▶ [DESCRIPTION OF THE TASK]
Your answer should be one number: how many lines of the data include the string "with"?

▶ [MATERIAL FOR THIS TASK]
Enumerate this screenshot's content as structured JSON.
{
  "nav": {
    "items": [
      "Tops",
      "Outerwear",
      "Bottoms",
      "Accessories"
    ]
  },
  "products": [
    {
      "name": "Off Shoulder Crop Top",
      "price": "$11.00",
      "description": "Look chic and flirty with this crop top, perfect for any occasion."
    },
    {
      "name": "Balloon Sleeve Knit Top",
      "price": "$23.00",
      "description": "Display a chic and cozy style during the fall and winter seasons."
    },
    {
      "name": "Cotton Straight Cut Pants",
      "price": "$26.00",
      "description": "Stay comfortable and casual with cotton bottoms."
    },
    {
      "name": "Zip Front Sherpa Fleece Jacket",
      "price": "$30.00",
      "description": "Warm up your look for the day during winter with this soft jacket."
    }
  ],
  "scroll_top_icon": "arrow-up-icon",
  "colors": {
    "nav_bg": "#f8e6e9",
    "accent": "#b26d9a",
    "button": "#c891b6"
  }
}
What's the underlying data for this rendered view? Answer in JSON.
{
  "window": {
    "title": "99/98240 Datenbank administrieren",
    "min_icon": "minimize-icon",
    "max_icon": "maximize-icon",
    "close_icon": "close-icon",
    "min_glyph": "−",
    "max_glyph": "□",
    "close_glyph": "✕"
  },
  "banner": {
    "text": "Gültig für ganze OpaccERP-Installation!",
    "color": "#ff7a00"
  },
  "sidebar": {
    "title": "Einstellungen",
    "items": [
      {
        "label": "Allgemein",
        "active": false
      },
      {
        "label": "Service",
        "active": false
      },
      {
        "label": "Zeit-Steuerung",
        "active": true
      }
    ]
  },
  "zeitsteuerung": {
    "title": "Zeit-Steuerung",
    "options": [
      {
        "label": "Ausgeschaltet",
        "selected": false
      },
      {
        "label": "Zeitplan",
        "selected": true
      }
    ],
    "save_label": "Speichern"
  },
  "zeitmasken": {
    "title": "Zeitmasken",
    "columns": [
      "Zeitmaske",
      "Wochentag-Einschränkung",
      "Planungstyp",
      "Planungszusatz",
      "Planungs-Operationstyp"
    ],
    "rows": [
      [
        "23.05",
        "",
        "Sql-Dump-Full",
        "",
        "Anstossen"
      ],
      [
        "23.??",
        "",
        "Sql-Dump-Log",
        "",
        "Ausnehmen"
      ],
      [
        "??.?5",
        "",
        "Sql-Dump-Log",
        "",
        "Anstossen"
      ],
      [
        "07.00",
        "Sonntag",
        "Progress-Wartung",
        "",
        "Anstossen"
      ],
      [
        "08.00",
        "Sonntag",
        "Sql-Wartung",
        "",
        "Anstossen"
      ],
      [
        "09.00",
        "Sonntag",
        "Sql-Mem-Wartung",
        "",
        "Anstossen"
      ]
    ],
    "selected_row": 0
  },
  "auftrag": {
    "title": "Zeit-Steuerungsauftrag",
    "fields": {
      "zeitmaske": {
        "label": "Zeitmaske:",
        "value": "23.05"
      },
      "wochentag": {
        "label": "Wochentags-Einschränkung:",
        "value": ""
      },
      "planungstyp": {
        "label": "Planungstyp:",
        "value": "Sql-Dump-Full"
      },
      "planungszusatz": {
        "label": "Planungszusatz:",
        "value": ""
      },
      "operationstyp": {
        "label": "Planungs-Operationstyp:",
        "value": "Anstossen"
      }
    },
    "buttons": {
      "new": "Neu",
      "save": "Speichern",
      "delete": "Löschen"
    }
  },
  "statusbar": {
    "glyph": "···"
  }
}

▶ [COMPLETE ANSWER]
3